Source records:

--

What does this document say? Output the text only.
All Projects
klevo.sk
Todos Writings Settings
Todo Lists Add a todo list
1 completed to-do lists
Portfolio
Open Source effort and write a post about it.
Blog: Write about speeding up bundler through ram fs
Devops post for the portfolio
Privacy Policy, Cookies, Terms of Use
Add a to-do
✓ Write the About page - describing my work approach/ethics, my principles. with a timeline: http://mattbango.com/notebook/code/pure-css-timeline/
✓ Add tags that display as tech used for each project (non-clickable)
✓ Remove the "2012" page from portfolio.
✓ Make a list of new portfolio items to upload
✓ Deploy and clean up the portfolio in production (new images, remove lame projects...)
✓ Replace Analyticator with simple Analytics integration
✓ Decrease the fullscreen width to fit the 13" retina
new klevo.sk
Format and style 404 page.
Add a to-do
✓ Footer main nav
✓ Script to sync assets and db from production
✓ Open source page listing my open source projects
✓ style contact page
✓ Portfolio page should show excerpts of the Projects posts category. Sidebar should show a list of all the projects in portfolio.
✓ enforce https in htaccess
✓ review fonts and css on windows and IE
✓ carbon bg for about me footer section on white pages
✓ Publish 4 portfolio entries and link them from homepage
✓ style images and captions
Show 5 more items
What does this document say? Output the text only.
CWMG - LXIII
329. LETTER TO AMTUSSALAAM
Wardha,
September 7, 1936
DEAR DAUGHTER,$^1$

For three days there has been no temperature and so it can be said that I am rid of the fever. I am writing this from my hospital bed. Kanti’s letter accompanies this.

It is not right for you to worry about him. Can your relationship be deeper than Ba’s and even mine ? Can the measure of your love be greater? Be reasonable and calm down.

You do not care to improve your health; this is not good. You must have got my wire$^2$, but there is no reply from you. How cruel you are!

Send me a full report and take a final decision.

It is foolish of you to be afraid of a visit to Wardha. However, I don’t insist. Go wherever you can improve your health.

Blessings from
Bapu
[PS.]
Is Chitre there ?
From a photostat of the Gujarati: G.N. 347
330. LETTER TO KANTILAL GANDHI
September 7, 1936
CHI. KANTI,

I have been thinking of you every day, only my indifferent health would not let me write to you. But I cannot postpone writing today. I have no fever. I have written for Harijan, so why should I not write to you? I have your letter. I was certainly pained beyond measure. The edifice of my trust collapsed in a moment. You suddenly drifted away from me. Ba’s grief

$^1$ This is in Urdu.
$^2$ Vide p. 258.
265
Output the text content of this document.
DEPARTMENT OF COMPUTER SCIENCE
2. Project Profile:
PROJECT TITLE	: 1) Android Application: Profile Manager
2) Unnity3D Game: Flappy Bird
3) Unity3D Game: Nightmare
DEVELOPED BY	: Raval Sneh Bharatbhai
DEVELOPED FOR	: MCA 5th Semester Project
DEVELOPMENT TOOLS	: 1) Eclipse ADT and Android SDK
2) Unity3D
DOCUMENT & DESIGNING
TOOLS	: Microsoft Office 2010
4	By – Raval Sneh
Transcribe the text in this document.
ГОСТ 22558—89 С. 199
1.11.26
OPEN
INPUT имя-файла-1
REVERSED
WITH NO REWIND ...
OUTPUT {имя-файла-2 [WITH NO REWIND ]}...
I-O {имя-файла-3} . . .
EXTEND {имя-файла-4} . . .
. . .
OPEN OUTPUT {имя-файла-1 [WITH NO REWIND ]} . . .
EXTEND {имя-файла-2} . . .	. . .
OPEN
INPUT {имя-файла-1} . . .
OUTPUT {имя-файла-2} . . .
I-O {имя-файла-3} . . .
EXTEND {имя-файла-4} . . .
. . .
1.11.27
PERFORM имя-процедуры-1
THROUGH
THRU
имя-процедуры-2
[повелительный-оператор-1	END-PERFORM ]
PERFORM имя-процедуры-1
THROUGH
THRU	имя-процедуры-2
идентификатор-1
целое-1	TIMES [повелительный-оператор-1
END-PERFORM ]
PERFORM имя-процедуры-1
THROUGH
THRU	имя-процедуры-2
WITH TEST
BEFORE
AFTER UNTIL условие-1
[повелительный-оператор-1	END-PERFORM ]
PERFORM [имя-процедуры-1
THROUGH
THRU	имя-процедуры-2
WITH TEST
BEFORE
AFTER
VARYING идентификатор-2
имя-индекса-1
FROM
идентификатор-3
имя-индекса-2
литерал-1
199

--

Extract the complete set of records unchanged.

What does this document say? Output the text only.
All Projects
klevo.sk
Todos Writings Settings
Todo Lists Add a todo list
1 completed to-do lists
Portfolio
Open Source effort and write a post about it.
Blog: Write about speeding up bundler through ram fs
Devops post for the portfolio
Privacy Policy, Cookies, Terms of Use
Add a to-do
✓ Write the About page - describing my work approach/ethics, my principles. with a timeline: http://mattbango.com/notebook/code/pure-css-timeline/
✓ Add tags that display as tech used for each project (non-clickable)
✓ Remove the "2012" page from portfolio.
✓ Make a list of new portfolio items to upload
✓ Deploy and clean up the portfolio in production (new images, remove lame projects...)
✓ Replace Analyticator with simple Analytics integration
✓ Decrease the fullscreen width to fit the 13" retina
new klevo.sk
Format and style 404 page.
Add a to-do
✓ Footer main nav
✓ Script to sync assets and db from production
✓ Open source page listing my open source projects
✓ style contact page
✓ Portfolio page should show excerpts of the Projects posts category. Sidebar should show a list of all the projects in portfolio.
✓ enforce https in htaccess
✓ review fonts and css on windows and IE
✓ carbon bg for about me footer section on white pages
✓ Publish 4 portfolio entries and link them from homepage
✓ style images and captions
Show 5 more items
What does this document say? Output the text only.
CWMG - LXIII
329. LETTER TO AMTUSSALAAM
Wardha,
September 7, 1936
DEAR DAUGHTER,$^1$

For three days there has been no temperature and so it can be said that I am rid of the fever. I am writing this from my hospital bed. Kanti’s letter accompanies this.

It is not right for you to worry about him. Can your relationship be deeper than Ba’s and even mine ? Can the measure of your love be greater? Be reasonable and calm down.

You do not care to improve your health; this is not good. You must have got my wire$^2$, but there is no reply from you. How cruel you are!

Send me a full report and take a final decision.

It is foolish of you to be afraid of a visit to Wardha. However, I don’t insist. Go wherever you can improve your health.

Blessings from
Bapu
[PS.]
Is Chitre there ?
From a photostat of the Gujarati: G.N. 347
330. LETTER TO KANTILAL GANDHI
September 7, 1936
CHI. KANTI,

I have been thinking of you every day, only my indifferent health would not let me write to you. But I cannot postpone writing today. I have no fever. I have written for Harijan, so why should I not write to you? I have your letter. I was certainly pained beyond measure. The edifice of my trust collapsed in a moment. You suddenly drifted away from me. Ba’s grief

$^1$ This is in Urdu.
$^2$ Vide p. 258.
265
Output the text content of this document.
DEPARTMENT OF COMPUTER SCIENCE
2. Project Profile:
PROJECT TITLE	: 1) Android Application: Profile Manager
2) Unnity3D Game: Flappy Bird
3) Unity3D Game: Nightmare
DEVELOPED BY	: Raval Sneh Bharatbhai
DEVELOPED FOR	: MCA 5th Semester Project
DEVELOPMENT TOOLS	: 1) Eclipse ADT and Android SDK
2) Unity3D
DOCUMENT & DESIGNING
TOOLS	: Microsoft Office 2010
4	By – Raval Sneh
Transcribe the text in this document.
ГОСТ 22558—89 С. 199
1.11.26
OPEN
INPUT имя-файла-1
REVERSED
WITH NO REWIND ...
OUTPUT {имя-файла-2 [WITH NO REWIND ]}...
I-O {имя-файла-3} . . .
EXTEND {имя-файла-4} . . .
. . .
OPEN OUTPUT {имя-файла-1 [WITH NO REWIND ]} . . .
EXTEND {имя-файла-2} . . .	. . .
OPEN
INPUT {имя-файла-1} . . .
OUTPUT {имя-файла-2} . . .
I-O {имя-файла-3} . . .
EXTEND {имя-файла-4} . . .
. . .
1.11.27
PERFORM имя-процедуры-1
THROUGH
THRU
имя-процедуры-2
[повелительный-оператор-1	END-PERFORM ]
PERFORM имя-процедуры-1
THROUGH
THRU	имя-процедуры-2
идентификатор-1
целое-1	TIMES [повелительный-оператор-1
END-PERFORM ]
PERFORM имя-процедуры-1
THROUGH
THRU	имя-процедуры-2
WITH TEST
BEFORE
AFTER UNTIL условие-1
[повелительный-оператор-1	END-PERFORM ]
PERFORM [имя-процедуры-1
THROUGH
THRU	имя-процедуры-2
WITH TEST
BEFORE
AFTER
VARYING идентификатор-2
имя-индекса-1
FROM
идентификатор-3
имя-индекса-2
литерал-1
199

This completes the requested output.